» EXERCISE
The exercise asks you to copy every line below in which "Fira" appears.
───── INFORMATION SUPPLIED ─────
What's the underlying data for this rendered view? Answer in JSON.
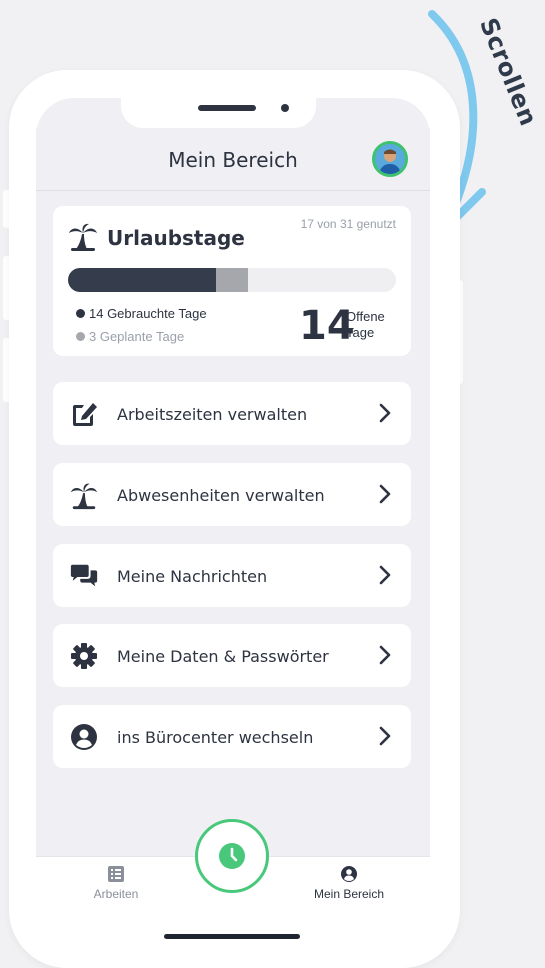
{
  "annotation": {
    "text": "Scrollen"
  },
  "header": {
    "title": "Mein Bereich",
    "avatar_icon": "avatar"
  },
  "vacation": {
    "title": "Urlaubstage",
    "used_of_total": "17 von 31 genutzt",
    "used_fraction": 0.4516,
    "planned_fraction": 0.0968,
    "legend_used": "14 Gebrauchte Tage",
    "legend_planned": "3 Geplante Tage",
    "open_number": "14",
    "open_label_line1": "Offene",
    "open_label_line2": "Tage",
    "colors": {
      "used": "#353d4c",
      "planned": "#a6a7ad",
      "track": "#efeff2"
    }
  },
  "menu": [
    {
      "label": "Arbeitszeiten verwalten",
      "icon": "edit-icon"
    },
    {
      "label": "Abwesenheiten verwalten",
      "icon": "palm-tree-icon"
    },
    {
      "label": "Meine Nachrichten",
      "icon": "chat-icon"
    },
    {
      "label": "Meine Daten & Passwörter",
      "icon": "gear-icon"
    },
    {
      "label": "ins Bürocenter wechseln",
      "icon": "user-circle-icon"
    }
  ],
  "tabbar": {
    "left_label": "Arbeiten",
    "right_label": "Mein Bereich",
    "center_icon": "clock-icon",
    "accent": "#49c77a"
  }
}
─────
───── INFORMATION SUPPLIED ─────
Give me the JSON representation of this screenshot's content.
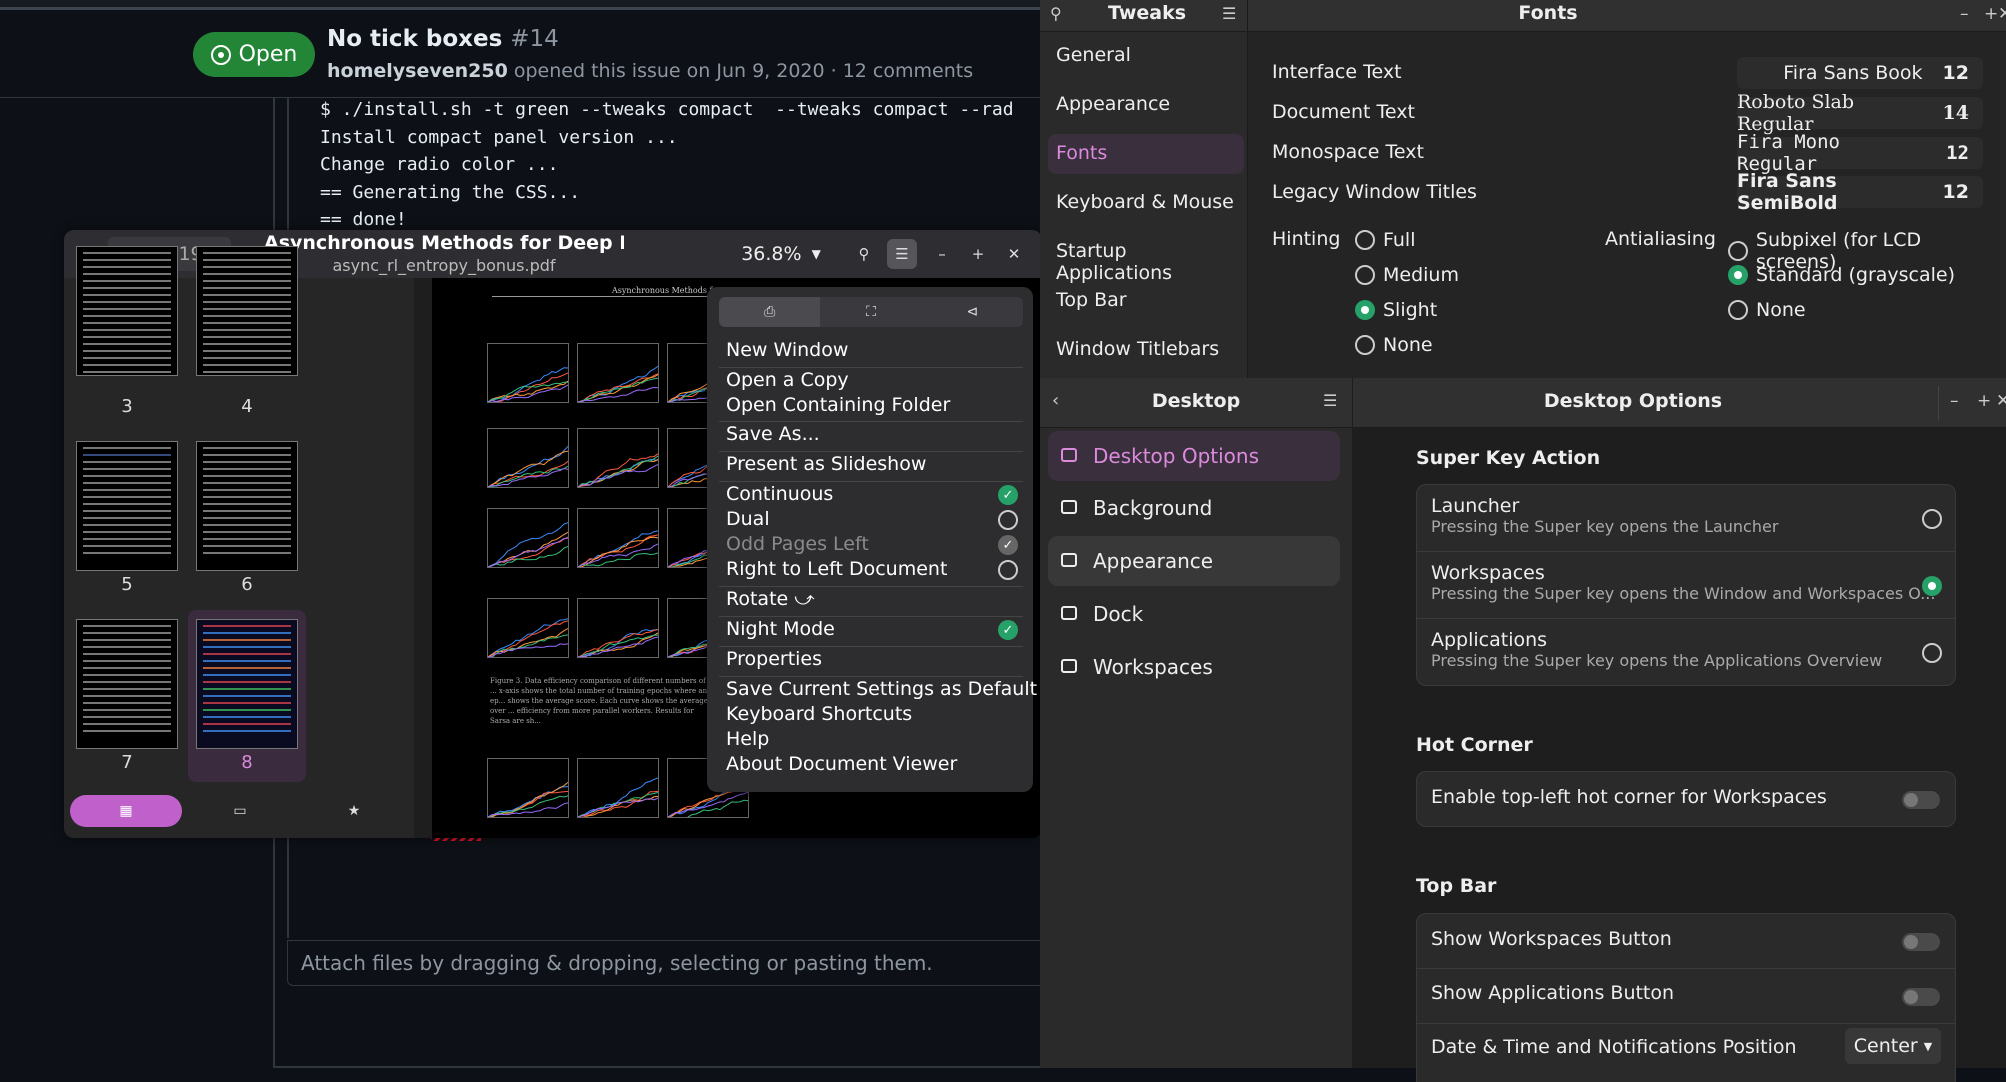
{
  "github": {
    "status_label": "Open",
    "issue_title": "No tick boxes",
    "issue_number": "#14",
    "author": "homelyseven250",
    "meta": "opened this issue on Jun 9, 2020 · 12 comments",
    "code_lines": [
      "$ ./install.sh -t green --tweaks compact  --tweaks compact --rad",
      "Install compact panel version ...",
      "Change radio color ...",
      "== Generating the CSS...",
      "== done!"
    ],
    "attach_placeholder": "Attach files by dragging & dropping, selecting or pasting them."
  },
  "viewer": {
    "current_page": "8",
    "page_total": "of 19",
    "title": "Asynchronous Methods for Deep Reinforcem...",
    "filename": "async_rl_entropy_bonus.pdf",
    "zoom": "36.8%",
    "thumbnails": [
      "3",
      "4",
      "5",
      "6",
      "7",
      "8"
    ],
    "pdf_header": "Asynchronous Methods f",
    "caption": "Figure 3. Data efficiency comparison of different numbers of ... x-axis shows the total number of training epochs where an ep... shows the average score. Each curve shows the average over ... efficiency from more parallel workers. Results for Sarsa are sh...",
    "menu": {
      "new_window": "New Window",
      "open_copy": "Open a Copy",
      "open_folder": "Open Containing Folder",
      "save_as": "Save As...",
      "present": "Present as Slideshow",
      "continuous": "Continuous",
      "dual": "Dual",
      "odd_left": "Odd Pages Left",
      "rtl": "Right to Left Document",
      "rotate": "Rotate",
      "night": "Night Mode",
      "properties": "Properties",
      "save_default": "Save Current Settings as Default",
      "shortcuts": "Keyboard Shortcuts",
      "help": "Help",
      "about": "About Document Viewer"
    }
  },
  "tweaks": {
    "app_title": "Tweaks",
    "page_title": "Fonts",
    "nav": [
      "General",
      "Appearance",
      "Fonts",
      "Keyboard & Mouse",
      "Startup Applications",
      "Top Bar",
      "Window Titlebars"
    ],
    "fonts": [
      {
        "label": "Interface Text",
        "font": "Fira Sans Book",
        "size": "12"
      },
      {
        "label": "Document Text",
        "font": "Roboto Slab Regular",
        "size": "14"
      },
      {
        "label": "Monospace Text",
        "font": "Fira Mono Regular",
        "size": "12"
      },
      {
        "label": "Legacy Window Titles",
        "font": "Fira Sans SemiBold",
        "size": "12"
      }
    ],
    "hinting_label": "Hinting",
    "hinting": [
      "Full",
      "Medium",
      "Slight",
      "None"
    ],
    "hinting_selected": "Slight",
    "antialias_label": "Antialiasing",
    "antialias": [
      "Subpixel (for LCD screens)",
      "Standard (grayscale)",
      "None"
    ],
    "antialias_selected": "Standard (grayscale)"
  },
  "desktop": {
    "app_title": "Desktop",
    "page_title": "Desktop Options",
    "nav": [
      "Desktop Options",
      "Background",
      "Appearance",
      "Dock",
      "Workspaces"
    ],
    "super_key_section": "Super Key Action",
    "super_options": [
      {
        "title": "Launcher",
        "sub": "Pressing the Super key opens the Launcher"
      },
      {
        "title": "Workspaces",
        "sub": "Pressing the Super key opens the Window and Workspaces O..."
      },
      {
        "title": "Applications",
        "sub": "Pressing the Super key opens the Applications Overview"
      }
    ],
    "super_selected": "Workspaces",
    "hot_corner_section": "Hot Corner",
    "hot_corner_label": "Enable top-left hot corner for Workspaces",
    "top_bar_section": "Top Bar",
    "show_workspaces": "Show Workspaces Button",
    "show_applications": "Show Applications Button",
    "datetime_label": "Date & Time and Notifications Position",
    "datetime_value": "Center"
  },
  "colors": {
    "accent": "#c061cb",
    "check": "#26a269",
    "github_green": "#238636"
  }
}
─────
───── INFORMATION SUPPLIED ─────
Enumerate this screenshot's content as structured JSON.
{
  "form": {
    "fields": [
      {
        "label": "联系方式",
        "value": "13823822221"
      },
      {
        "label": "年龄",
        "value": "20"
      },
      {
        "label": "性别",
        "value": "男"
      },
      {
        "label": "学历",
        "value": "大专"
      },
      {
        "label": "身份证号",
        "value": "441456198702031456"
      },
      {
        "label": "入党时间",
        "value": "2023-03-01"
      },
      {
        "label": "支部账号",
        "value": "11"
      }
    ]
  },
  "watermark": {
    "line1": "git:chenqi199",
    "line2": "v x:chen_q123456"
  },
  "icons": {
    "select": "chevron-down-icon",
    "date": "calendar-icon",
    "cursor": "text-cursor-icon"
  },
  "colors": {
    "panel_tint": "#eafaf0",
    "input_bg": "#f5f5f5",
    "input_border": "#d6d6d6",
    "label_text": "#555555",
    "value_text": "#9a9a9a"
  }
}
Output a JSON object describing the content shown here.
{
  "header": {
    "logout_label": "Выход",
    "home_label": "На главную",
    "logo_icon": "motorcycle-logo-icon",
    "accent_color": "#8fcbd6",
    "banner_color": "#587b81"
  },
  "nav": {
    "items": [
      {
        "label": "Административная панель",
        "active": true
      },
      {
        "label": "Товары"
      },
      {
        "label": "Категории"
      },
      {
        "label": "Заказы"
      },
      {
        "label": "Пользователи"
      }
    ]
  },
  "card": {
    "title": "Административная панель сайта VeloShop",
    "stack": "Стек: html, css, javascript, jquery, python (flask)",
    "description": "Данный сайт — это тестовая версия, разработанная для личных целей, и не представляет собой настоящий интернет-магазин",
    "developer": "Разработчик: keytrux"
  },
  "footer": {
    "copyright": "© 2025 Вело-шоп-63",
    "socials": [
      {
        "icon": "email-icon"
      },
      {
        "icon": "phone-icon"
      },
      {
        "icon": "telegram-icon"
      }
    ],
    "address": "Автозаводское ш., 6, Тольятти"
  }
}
─────
» RESPONSE BELOW
        "font": "Fira Sans Book",
        "font": "Fira Mono Regular",
        "font": "Fira Sans SemiBold",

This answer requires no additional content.